_The task_: Output all the material that follows, exactly as given.

-*-*-

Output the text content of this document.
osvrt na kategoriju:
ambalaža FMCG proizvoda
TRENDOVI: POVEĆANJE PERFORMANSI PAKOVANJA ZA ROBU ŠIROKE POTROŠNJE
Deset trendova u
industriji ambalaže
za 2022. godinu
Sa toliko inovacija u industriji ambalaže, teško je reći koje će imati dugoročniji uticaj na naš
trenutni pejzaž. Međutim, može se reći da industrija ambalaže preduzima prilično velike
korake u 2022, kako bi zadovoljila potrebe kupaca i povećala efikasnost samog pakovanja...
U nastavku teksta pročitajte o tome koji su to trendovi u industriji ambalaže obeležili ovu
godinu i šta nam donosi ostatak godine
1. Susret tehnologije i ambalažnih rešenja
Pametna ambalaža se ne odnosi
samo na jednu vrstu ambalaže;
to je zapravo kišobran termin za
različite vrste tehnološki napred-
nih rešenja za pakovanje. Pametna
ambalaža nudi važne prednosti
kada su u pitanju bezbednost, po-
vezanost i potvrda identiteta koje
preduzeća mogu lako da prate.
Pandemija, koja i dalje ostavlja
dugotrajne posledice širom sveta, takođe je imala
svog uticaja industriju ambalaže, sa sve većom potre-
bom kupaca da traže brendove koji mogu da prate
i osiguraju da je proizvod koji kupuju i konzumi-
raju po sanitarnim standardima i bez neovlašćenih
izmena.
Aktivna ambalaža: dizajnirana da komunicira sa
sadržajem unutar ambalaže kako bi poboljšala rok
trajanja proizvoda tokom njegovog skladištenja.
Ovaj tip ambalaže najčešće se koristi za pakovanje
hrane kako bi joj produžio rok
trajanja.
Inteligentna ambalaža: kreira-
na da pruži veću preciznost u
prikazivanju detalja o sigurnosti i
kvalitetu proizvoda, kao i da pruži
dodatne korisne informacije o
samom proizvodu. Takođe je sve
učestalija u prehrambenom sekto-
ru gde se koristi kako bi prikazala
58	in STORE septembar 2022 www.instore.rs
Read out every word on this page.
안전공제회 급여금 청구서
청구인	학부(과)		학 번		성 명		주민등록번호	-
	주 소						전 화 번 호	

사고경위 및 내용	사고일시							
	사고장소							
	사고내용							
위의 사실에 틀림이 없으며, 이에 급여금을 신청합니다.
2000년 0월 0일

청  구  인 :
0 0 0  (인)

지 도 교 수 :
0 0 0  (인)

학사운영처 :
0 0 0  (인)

-*-*-

_Output for this exercise_:
Output the text content of this document.
osvrt na kategoriju:
ambalaža FMCG proizvoda
TRENDOVI: POVEĆANJE PERFORMANSI PAKOVANJA ZA ROBU ŠIROKE POTROŠNJE
Deset trendova u
industriji ambalaže
za 2022. godinu
Sa toliko inovacija u industriji ambalaže, teško je reći koje će imati dugoročniji uticaj na naš
trenutni pejzaž. Međutim, može se reći da industrija ambalaže preduzima prilično velike
korake u 2022, kako bi zadovoljila potrebe kupaca i povećala efikasnost samog pakovanja...
U nastavku teksta pročitajte o tome koji su to trendovi u industriji ambalaže obeležili ovu
godinu i šta nam donosi ostatak godine
1. Susret tehnologije i ambalažnih rešenja
Pametna ambalaža se ne odnosi
samo na jednu vrstu ambalaže;
to je zapravo kišobran termin za
različite vrste tehnološki napred-
nih rešenja za pakovanje. Pametna
ambalaža nudi važne prednosti
kada su u pitanju bezbednost, po-
vezanost i potvrda identiteta koje
preduzeća mogu lako da prate.
Pandemija, koja i dalje ostavlja
dugotrajne posledice širom sveta, takođe je imala
svog uticaja industriju ambalaže, sa sve većom potre-
bom kupaca da traže brendove koji mogu da prate
i osiguraju da je proizvod koji kupuju i konzumi-
raju po sanitarnim standardima i bez neovlašćenih
izmena.
Aktivna ambalaža: dizajnirana da komunicira sa
sadržajem unutar ambalaže kako bi poboljšala rok
trajanja proizvoda tokom njegovog skladištenja.
Ovaj tip ambalaže najčešće se koristi za pakovanje
hrane kako bi joj produžio rok
trajanja.
Inteligentna ambalaža: kreira-
na da pruži veću preciznost u
prikazivanju detalja o sigurnosti i
kvalitetu proizvoda, kao i da pruži
dodatne korisne informacije o
samom proizvodu. Takođe je sve
učestalija u prehrambenom sekto-
ru gde se koristi kako bi prikazala
58	in STORE septembar 2022 www.instore.rs
Read out every word on this page.
안전공제회 급여금 청구서
청구인	학부(과)		학 번		성 명		주민등록번호	-
	주 소						전 화 번 호	

사고경위 및 내용	사고일시							
	사고장소							
	사고내용							
위의 사실에 틀림이 없으며, 이에 급여금을 신청합니다.
2000년 0월 0일

청  구  인 :
0 0 0  (인)

지 도 교 수 :
0 0 0  (인)

학사운영처 :
0 0 0  (인)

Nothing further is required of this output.